=== EXERCISE ===
From the entries below, please gather each line containing the string "JSON".

=== RECORDS SHOWN ===
——————————

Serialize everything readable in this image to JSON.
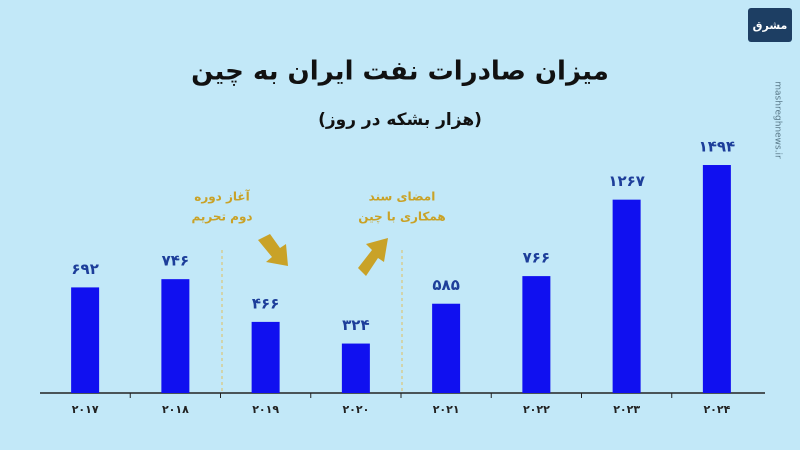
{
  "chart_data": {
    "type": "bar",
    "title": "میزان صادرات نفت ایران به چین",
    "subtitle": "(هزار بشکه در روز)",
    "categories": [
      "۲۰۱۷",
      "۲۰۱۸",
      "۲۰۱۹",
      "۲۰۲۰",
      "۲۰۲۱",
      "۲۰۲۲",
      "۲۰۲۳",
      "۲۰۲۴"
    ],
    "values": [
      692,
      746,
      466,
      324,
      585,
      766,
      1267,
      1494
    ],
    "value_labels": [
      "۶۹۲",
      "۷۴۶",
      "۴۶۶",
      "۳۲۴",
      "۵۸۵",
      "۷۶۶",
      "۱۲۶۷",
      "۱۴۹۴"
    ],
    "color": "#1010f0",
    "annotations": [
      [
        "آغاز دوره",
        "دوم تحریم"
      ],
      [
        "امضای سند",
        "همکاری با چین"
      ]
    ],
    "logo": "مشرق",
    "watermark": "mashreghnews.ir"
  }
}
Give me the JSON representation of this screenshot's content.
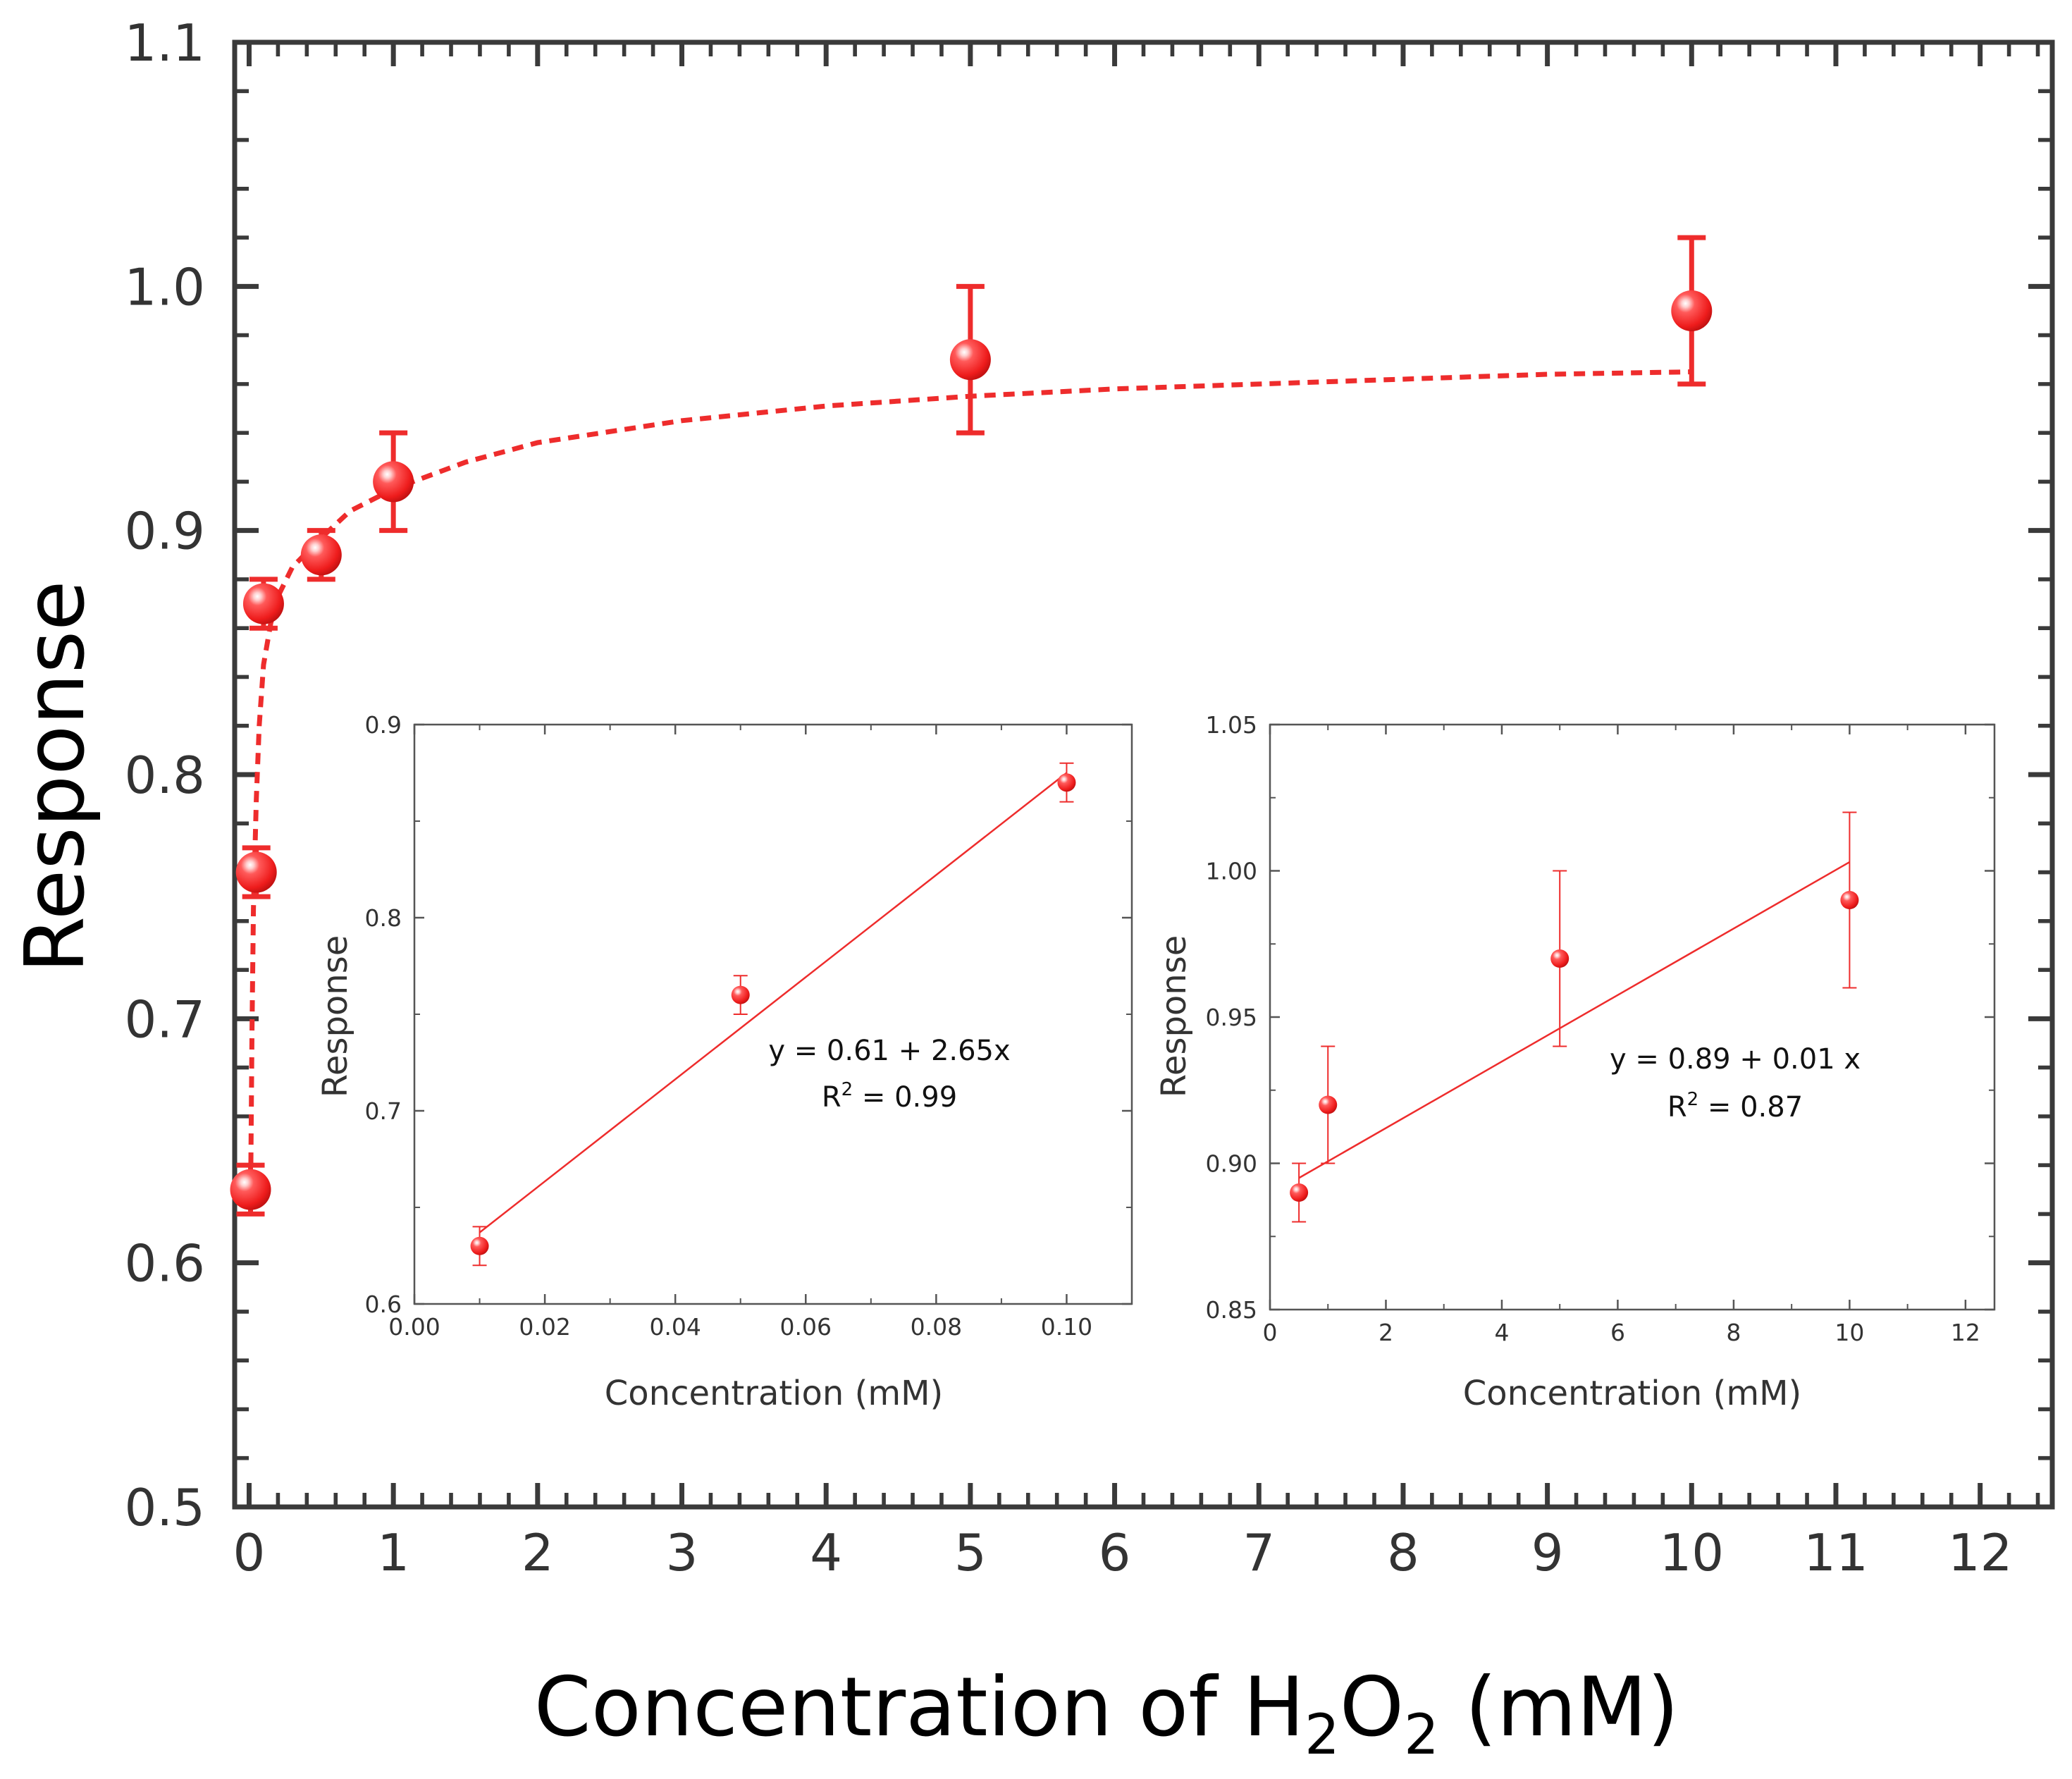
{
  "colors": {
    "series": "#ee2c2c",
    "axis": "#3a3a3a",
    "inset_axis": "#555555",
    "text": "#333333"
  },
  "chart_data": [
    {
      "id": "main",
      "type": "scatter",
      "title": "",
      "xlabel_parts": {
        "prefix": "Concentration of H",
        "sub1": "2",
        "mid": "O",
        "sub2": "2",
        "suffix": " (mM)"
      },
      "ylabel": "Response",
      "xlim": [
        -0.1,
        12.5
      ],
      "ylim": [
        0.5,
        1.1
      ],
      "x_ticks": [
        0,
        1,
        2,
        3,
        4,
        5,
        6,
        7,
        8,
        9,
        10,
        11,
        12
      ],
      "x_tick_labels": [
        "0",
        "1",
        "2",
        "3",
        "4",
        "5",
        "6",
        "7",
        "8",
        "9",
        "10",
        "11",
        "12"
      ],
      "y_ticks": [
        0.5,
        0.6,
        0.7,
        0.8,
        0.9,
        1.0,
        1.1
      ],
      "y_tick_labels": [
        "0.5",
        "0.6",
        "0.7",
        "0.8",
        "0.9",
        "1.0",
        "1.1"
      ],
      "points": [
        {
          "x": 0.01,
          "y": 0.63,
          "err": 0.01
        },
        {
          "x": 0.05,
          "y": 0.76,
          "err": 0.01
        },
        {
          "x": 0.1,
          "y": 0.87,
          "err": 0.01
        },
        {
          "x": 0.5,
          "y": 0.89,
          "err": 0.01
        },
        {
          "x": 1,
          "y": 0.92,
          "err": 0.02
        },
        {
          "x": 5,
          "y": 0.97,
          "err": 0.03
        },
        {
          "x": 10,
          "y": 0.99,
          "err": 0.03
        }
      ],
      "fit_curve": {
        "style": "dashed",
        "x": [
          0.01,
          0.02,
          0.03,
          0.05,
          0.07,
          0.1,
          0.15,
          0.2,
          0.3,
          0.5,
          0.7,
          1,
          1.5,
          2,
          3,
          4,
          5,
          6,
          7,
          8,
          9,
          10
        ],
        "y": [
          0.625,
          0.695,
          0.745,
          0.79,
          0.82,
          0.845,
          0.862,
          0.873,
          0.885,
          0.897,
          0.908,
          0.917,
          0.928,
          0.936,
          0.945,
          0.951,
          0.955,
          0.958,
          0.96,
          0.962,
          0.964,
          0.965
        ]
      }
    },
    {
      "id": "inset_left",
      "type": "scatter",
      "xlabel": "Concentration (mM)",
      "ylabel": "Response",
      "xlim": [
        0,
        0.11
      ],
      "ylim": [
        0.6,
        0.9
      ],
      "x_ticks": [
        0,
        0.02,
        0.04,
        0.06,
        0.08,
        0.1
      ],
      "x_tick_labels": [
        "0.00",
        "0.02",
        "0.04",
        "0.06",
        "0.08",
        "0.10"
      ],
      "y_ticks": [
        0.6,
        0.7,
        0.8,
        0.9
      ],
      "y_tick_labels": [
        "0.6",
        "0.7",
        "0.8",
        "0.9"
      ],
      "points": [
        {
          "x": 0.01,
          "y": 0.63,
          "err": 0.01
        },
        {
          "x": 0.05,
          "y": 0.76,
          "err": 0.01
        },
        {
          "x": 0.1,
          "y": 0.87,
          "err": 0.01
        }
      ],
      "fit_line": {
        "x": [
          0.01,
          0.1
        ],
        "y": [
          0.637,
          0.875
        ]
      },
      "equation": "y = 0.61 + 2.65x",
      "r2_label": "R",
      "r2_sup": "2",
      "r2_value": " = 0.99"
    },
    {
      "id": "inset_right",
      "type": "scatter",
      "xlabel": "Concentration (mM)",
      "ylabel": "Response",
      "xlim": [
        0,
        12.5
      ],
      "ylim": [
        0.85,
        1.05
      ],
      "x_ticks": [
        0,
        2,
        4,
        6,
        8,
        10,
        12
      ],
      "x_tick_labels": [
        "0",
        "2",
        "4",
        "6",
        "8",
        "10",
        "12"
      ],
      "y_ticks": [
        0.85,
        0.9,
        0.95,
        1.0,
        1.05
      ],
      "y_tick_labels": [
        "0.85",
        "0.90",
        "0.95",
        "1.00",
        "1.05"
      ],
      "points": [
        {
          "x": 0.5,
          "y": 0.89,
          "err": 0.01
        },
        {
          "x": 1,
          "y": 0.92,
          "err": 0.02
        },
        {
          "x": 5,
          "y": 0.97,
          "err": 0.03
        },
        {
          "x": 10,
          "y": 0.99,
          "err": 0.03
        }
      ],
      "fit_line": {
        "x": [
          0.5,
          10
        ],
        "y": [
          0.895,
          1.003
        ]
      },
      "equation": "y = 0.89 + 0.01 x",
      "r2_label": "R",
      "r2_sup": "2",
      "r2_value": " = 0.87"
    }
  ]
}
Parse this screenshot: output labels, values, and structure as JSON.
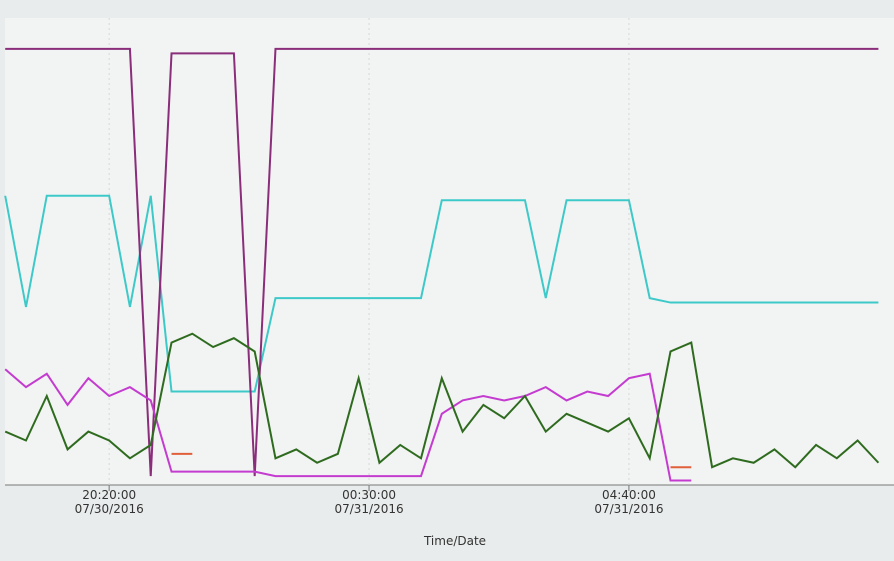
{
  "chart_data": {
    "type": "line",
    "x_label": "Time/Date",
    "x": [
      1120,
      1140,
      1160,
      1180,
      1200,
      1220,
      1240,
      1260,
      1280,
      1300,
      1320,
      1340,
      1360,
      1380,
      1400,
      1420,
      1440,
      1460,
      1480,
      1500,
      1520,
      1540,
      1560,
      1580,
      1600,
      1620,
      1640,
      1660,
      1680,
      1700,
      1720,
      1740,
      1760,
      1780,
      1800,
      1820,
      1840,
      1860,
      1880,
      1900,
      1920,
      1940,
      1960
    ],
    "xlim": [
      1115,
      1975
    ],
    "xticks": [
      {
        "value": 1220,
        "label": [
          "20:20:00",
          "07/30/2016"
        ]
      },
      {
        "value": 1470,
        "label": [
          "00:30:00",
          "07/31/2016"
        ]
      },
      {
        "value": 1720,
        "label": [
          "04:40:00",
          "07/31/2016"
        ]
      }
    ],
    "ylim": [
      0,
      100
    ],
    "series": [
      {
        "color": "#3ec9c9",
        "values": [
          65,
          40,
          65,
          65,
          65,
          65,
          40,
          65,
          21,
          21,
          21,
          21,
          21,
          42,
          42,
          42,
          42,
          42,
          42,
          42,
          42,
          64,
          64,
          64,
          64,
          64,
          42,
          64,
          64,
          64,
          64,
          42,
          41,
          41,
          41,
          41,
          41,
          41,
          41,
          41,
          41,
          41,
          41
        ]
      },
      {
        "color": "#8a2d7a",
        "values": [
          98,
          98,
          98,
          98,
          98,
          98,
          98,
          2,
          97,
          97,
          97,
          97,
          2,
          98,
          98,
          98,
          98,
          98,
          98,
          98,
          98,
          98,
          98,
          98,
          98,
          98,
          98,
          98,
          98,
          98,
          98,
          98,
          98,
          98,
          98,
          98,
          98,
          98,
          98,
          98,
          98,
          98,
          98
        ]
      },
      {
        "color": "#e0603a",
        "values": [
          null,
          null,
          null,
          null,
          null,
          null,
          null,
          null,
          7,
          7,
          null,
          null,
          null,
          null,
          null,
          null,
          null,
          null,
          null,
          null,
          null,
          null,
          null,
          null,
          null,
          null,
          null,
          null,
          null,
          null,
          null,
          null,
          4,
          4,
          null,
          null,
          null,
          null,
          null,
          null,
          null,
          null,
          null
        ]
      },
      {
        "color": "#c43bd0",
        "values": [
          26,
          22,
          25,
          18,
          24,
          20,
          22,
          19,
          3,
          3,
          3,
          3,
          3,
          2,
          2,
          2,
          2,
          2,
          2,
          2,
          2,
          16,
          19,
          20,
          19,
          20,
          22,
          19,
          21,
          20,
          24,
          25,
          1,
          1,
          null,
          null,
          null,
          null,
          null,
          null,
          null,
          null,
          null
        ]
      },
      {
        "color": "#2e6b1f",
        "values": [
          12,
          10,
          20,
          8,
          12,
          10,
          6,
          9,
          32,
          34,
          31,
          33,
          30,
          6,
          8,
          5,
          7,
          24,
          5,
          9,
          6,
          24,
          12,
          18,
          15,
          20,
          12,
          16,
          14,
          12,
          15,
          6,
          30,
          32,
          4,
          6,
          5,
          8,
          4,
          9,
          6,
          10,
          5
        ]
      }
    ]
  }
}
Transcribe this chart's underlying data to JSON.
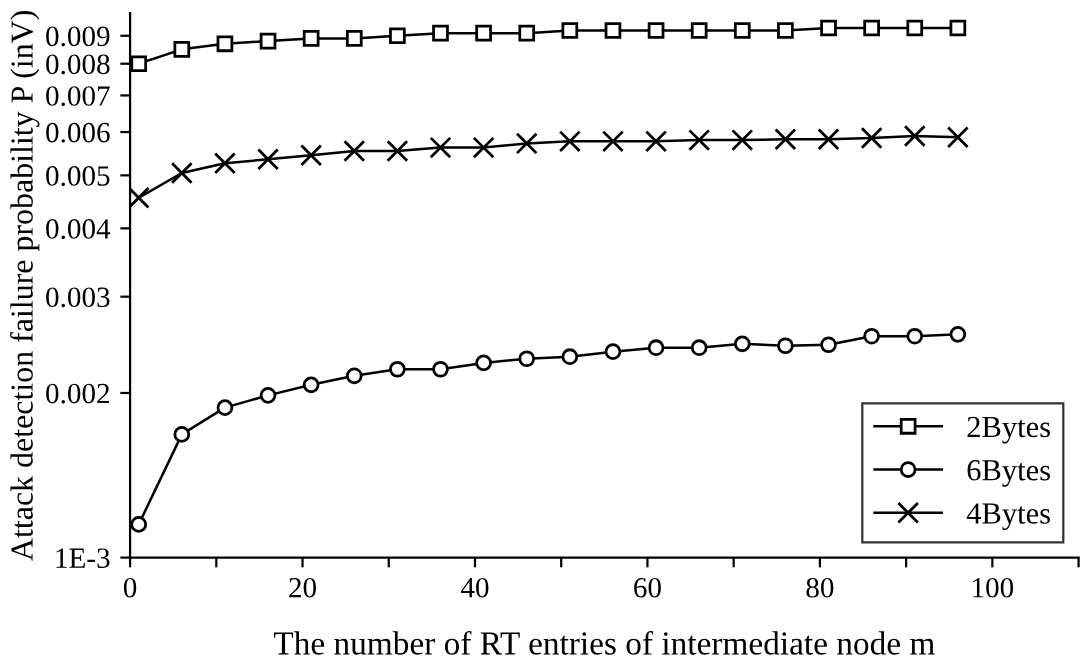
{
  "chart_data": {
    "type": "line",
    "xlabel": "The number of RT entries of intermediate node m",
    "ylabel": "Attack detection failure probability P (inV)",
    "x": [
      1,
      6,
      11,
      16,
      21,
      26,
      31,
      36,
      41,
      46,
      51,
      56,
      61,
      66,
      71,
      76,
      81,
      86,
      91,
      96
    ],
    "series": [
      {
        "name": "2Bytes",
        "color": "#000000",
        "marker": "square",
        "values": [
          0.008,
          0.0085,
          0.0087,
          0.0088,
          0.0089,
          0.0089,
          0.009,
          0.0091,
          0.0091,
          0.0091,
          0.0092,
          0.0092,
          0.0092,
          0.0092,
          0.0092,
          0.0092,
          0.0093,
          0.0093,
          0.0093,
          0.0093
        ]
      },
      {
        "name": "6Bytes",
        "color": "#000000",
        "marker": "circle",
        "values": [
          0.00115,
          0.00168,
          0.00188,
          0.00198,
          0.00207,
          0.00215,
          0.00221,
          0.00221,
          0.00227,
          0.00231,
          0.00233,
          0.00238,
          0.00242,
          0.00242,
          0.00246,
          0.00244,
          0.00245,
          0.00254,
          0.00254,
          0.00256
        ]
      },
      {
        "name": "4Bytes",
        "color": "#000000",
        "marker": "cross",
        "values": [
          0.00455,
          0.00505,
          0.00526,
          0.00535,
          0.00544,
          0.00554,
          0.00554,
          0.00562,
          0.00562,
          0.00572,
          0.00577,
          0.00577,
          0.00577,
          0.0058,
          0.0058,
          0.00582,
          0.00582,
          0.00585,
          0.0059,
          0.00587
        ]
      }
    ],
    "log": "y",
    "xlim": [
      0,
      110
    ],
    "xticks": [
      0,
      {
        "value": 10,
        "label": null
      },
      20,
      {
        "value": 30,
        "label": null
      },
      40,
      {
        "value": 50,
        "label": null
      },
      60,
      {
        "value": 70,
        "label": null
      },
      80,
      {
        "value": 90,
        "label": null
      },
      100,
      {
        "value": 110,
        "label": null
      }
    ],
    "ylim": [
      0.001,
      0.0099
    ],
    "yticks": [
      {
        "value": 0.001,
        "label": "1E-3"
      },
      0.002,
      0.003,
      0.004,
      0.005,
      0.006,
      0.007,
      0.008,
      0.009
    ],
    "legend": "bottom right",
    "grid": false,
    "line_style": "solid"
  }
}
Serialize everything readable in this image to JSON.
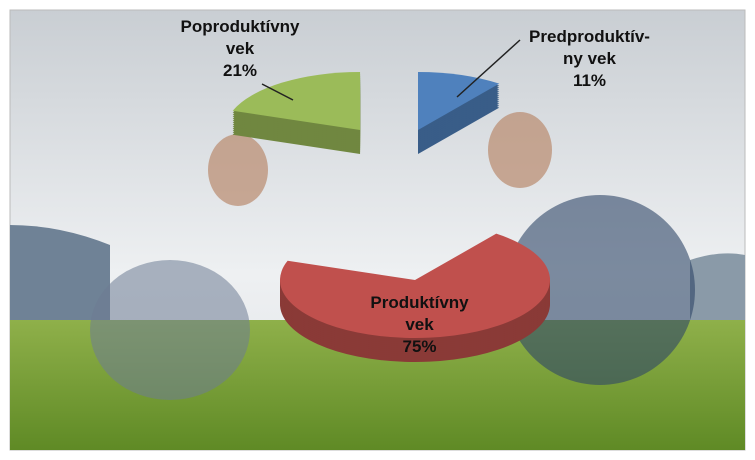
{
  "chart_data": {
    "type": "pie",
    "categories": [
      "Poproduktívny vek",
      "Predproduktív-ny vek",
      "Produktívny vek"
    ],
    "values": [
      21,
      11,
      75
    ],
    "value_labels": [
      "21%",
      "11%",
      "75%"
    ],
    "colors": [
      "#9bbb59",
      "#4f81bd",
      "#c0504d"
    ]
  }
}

——————————

=== RESPONSE ===
Serialize everything readable in this image to JSON.
Give me the JSON representation of this screenshot's content.
Parse this screenshot: output labels, values, and structure as JSON.
Transcribe this chart's underlying data to JSON.
Serialize everything readable in this image to JSON.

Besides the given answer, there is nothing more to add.